== Records for the task ==
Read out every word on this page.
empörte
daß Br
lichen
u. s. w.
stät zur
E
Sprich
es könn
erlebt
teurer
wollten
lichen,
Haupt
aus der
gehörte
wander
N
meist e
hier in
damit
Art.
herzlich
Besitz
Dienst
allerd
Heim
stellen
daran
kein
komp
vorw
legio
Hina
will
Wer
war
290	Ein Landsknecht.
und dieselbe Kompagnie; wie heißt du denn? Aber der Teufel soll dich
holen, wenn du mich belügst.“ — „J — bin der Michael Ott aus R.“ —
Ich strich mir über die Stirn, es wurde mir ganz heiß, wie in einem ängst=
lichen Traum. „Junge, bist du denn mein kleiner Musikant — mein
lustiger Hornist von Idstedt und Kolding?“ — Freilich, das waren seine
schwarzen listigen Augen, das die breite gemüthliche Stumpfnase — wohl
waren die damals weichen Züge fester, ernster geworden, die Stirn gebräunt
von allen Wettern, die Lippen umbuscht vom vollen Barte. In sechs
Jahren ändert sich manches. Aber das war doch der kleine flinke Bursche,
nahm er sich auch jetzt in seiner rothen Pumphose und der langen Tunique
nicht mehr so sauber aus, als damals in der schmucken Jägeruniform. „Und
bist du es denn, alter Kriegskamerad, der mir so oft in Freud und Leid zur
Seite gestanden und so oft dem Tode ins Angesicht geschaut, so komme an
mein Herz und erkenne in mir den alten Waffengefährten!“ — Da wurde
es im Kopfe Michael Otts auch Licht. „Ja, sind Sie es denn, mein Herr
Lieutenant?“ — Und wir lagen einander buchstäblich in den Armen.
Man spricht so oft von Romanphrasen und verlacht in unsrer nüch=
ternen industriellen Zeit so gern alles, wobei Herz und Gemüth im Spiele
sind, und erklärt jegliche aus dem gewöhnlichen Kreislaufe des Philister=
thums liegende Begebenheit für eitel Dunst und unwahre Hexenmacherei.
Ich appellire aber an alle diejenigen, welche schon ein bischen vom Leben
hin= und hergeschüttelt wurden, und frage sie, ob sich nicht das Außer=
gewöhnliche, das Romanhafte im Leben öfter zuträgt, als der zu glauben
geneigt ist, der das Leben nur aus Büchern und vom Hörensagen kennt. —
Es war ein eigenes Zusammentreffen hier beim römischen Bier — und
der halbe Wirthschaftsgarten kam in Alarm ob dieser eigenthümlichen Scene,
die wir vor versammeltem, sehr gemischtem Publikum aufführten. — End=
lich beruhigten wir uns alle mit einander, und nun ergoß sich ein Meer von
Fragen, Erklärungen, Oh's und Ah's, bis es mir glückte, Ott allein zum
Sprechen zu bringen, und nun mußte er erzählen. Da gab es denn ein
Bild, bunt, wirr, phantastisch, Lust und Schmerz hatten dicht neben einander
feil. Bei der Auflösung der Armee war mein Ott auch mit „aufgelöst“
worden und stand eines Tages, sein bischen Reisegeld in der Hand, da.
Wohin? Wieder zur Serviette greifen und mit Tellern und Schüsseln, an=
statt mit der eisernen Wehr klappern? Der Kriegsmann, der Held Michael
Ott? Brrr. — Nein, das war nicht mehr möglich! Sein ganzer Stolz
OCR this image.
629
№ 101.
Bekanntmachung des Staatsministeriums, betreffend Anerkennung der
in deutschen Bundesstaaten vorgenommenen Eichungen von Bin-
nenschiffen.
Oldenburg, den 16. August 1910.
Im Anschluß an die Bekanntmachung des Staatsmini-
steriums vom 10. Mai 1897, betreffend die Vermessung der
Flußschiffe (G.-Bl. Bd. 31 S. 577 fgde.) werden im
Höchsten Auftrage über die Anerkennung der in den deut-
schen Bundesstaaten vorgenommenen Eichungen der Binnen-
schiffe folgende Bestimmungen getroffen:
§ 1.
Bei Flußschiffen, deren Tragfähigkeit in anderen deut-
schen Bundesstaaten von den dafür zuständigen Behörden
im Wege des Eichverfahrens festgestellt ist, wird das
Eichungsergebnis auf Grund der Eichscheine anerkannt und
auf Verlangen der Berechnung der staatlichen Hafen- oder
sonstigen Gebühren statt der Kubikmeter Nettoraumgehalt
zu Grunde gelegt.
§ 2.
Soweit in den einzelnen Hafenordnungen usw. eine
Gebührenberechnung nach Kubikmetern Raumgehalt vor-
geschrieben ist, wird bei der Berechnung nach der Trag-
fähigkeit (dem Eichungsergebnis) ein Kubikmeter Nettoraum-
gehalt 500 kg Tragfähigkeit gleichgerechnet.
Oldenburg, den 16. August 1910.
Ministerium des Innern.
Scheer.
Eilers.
===
Recopy all the entries faithfully, leaving none out.

• Response to the task:
Read out every word on this page.
empörte
daß Br
lichen
u. s. w.
stät zur
E
Sprich
es könn
erlebt
teurer
wollten
lichen,
Haupt
aus der
gehörte
wander
N
meist e
hier in
damit
Art.
herzlich
Besitz
Dienst
allerd
Heim
stellen
daran
kein
komp
vorw
legio
Hina
will
Wer
war
290	Ein Landsknecht.
und dieselbe Kompagnie; wie heißt du denn? Aber der Teufel soll dich
holen, wenn du mich belügst.“ — „J — bin der Michael Ott aus R.“ —
Ich strich mir über die Stirn, es wurde mir ganz heiß, wie in einem ängst=
lichen Traum. „Junge, bist du denn mein kleiner Musikant — mein
lustiger Hornist von Idstedt und Kolding?“ — Freilich, das waren seine
schwarzen listigen Augen, das die breite gemüthliche Stumpfnase — wohl
waren die damals weichen Züge fester, ernster geworden, die Stirn gebräunt
von allen Wettern, die Lippen umbuscht vom vollen Barte. In sechs
Jahren ändert sich manches. Aber das war doch der kleine flinke Bursche,
nahm er sich auch jetzt in seiner rothen Pumphose und der langen Tunique
nicht mehr so sauber aus, als damals in der schmucken Jägeruniform. „Und
bist du es denn, alter Kriegskamerad, der mir so oft in Freud und Leid zur
Seite gestanden und so oft dem Tode ins Angesicht geschaut, so komme an
mein Herz und erkenne in mir den alten Waffengefährten!“ — Da wurde
es im Kopfe Michael Otts auch Licht. „Ja, sind Sie es denn, mein Herr
Lieutenant?“ — Und wir lagen einander buchstäblich in den Armen.
Man spricht so oft von Romanphrasen und verlacht in unsrer nüch=
ternen industriellen Zeit so gern alles, wobei Herz und Gemüth im Spiele
sind, und erklärt jegliche aus dem gewöhnlichen Kreislaufe des Philister=
thums liegende Begebenheit für eitel Dunst und unwahre Hexenmacherei.
Ich appellire aber an alle diejenigen, welche schon ein bischen vom Leben
hin= und hergeschüttelt wurden, und frage sie, ob sich nicht das Außer=
gewöhnliche, das Romanhafte im Leben öfter zuträgt, als der zu glauben
geneigt ist, der das Leben nur aus Büchern und vom Hörensagen kennt. —
Es war ein eigenes Zusammentreffen hier beim römischen Bier — und
der halbe Wirthschaftsgarten kam in Alarm ob dieser eigenthümlichen Scene,
die wir vor versammeltem, sehr gemischtem Publikum aufführten. — End=
lich beruhigten wir uns alle mit einander, und nun ergoß sich ein Meer von
Fragen, Erklärungen, Oh's und Ah's, bis es mir glückte, Ott allein zum
Sprechen zu bringen, und nun mußte er erzählen. Da gab es denn ein
Bild, bunt, wirr, phantastisch, Lust und Schmerz hatten dicht neben einander
feil. Bei der Auflösung der Armee war mein Ott auch mit „aufgelöst“
worden und stand eines Tages, sein bischen Reisegeld in der Hand, da.
Wohin? Wieder zur Serviette greifen und mit Tellern und Schüsseln, an=
statt mit der eisernen Wehr klappern? Der Kriegsmann, der Held Michael
Ott? Brrr. — Nein, das war nicht mehr möglich! Sein ganzer Stolz
OCR this image.
629
№ 101.
Bekanntmachung des Staatsministeriums, betreffend Anerkennung der
in deutschen Bundesstaaten vorgenommenen Eichungen von Bin-
nenschiffen.
Oldenburg, den 16. August 1910.
Im Anschluß an die Bekanntmachung des Staatsmini-
steriums vom 10. Mai 1897, betreffend die Vermessung der
Flußschiffe (G.-Bl. Bd. 31 S. 577 fgde.) werden im
Höchsten Auftrage über die Anerkennung der in den deut-
schen Bundesstaaten vorgenommenen Eichungen der Binnen-
schiffe folgende Bestimmungen getroffen:
§ 1.
Bei Flußschiffen, deren Tragfähigkeit in anderen deut-
schen Bundesstaaten von den dafür zuständigen Behörden
im Wege des Eichverfahrens festgestellt ist, wird das
Eichungsergebnis auf Grund der Eichscheine anerkannt und
auf Verlangen der Berechnung der staatlichen Hafen- oder
sonstigen Gebühren statt der Kubikmeter Nettoraumgehalt
zu Grunde gelegt.
§ 2.
Soweit in den einzelnen Hafenordnungen usw. eine
Gebührenberechnung nach Kubikmetern Raumgehalt vor-
geschrieben ist, wird bei der Berechnung nach der Trag-
fähigkeit (dem Eichungsergebnis) ein Kubikmeter Nettoraum-
gehalt 500 kg Tragfähigkeit gleichgerechnet.
Oldenburg, den 16. August 1910.
Ministerium des Innern.
Scheer.
Eilers.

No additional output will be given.